## YOUR TASK:
Give every line from the entries that contains "stormy".

** Start **

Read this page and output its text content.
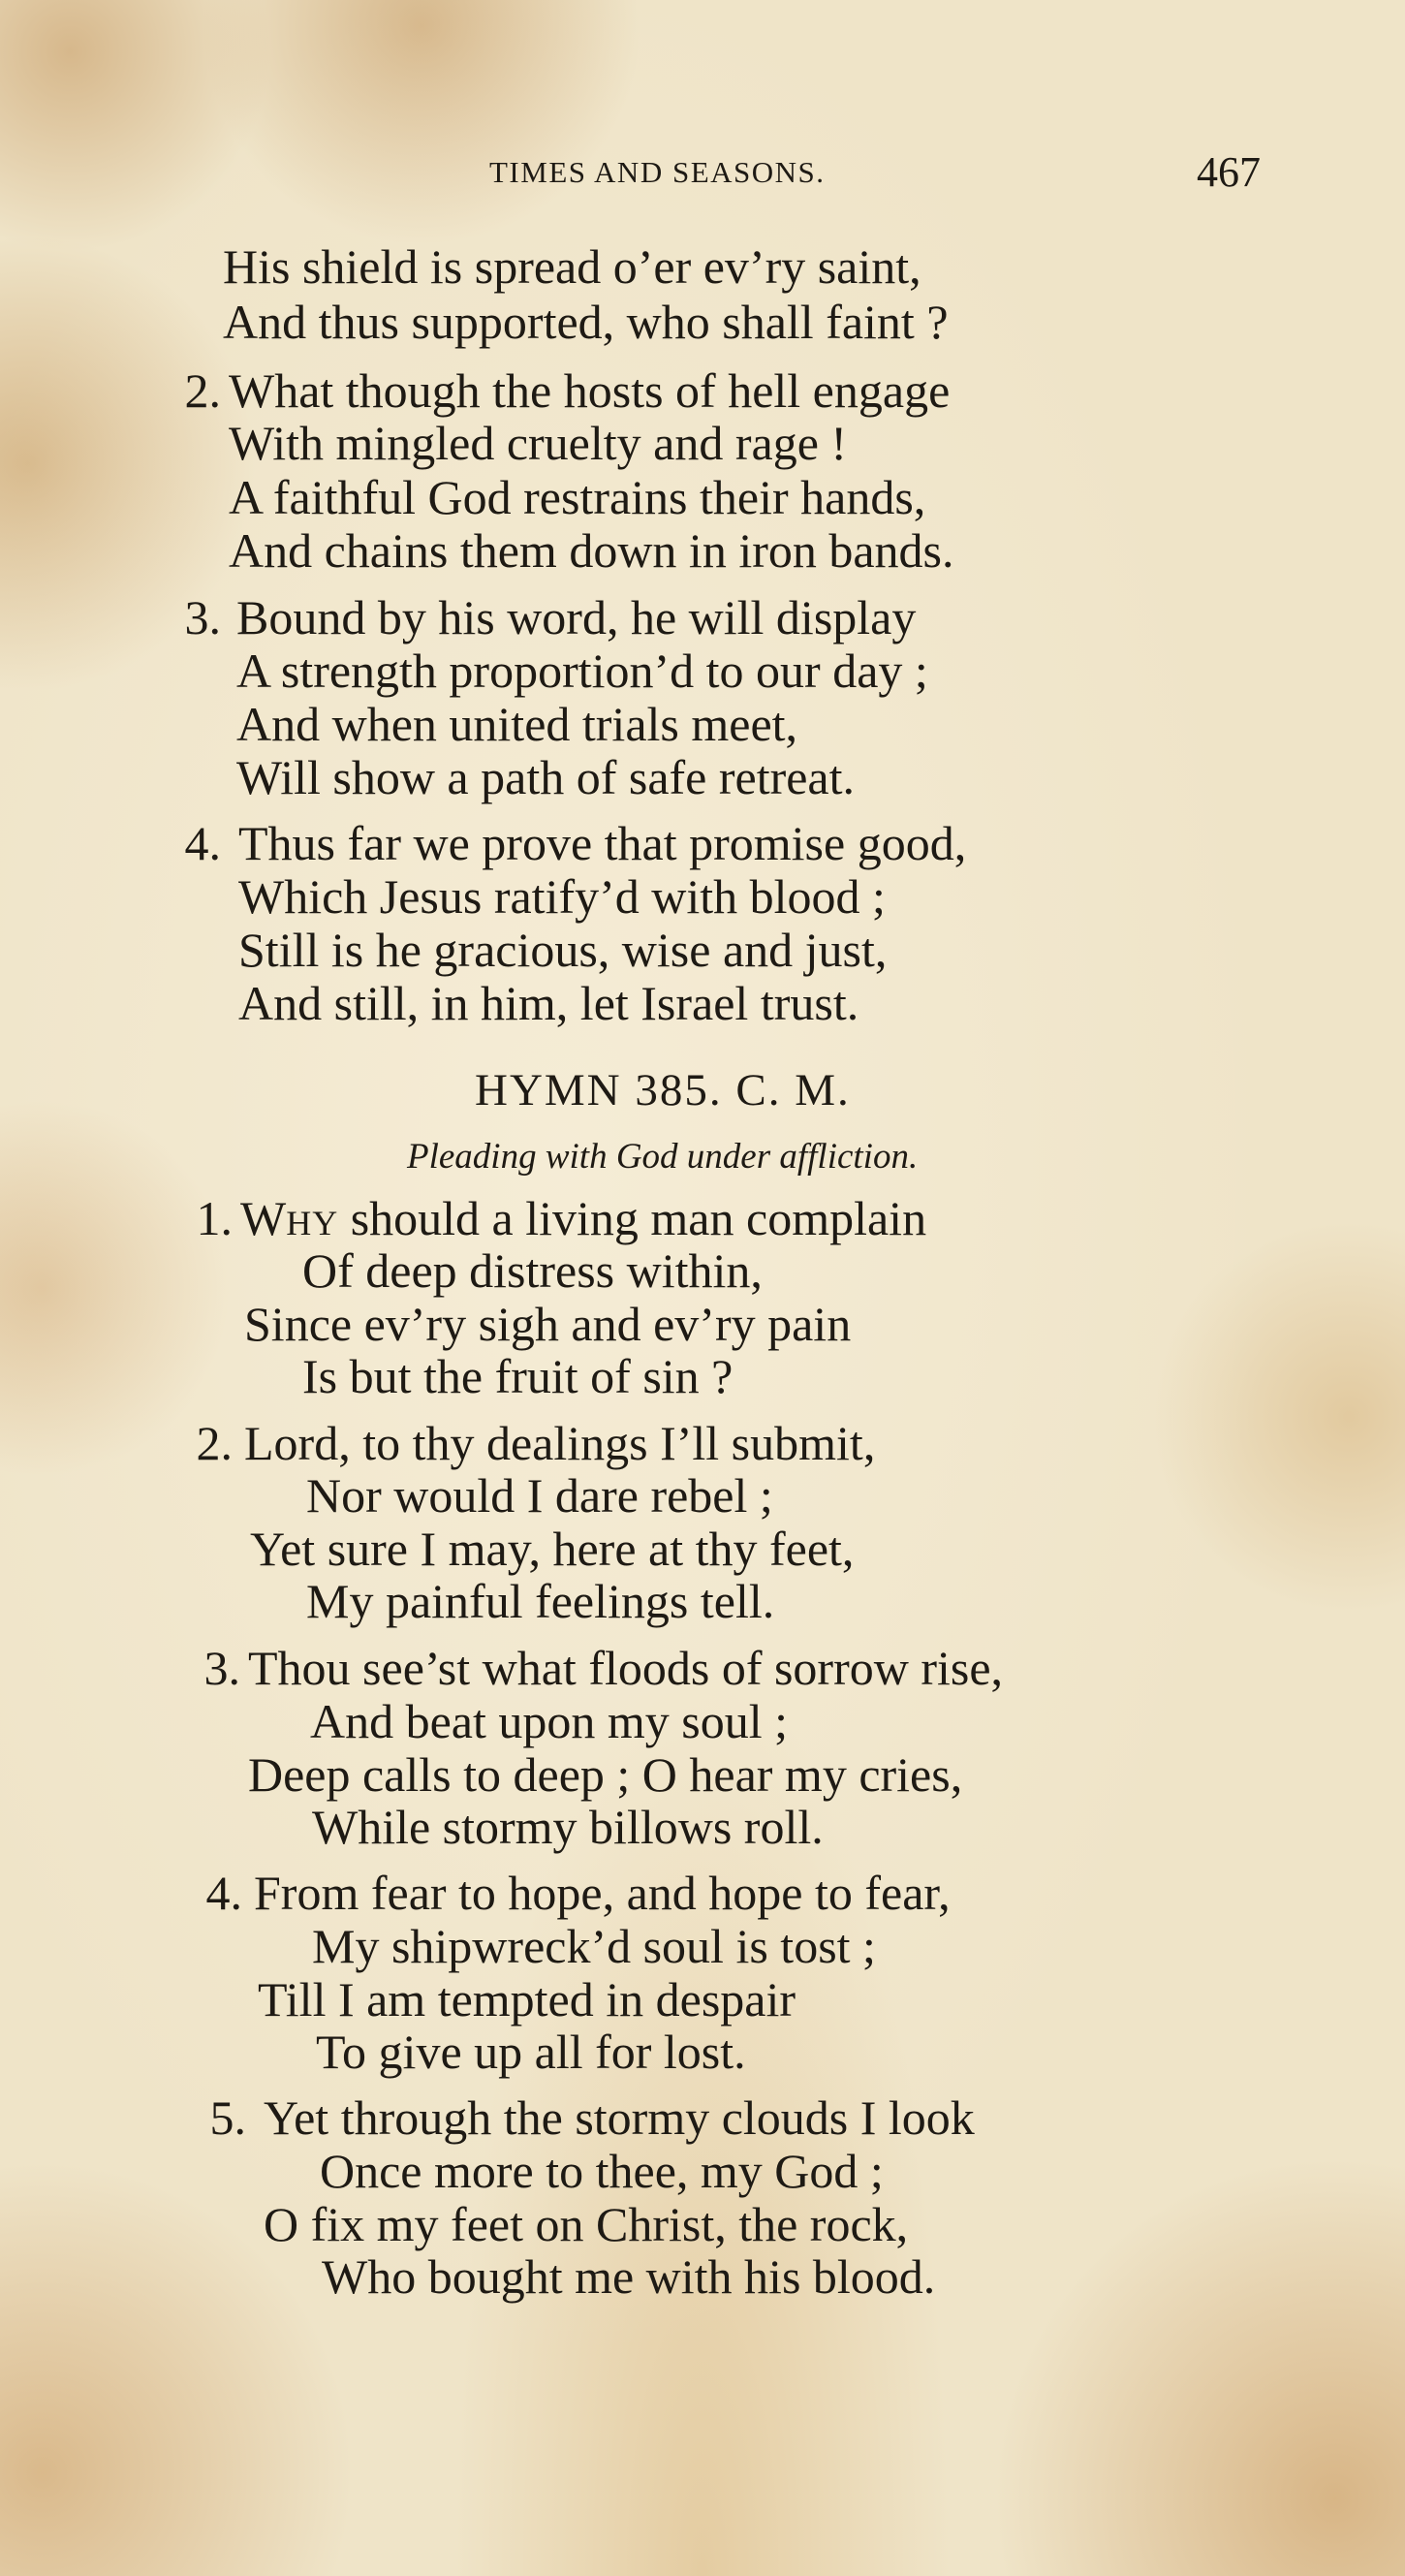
TIMES AND SEASONS.	467
His shield is spread o’er ev’ry saint,
And thus supported, who shall faint ?
2. What though the hosts of hell engage
With mingled cruelty and rage !
A faithful God restrains their hands,
And chains them down in iron bands.
3. Bound by his word, he will display
A strength proportion’d to our day ;
And when united trials meet,
Will show a path of safe retreat.
4. Thus far we prove that promise good,
Which Jesus ratify’d with blood ;
Still is he gracious, wise and just,
And still, in him, let Israel trust.
HYMN 385. C. M.
Pleading with God under affliction.
1. WHY should a living man complain
Of deep distress within,
Since ev’ry sigh and ev’ry pain
Is but the fruit of sin ?
2. Lord, to thy dealings I’ll submit,
Nor would I dare rebel ;
Yet sure I may, here at thy feet,
My painful feelings tell.
3. Thou see’st what floods of sorrow rise,
And beat upon my soul ;
Deep calls to deep ; O hear my cries,
While stormy billows roll.
4. From fear to hope, and hope to fear,
My shipwreck’d soul is tost ;
Till I am tempted in despair
To give up all for lost.
5. Yet through the stormy clouds I look
Once more to thee, my God ;
O fix my feet on Christ, the rock,
Who bought me with his blood.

** End **

## THE OUTPUT:
While stormy billows roll.
5. Yet through the stormy clouds I look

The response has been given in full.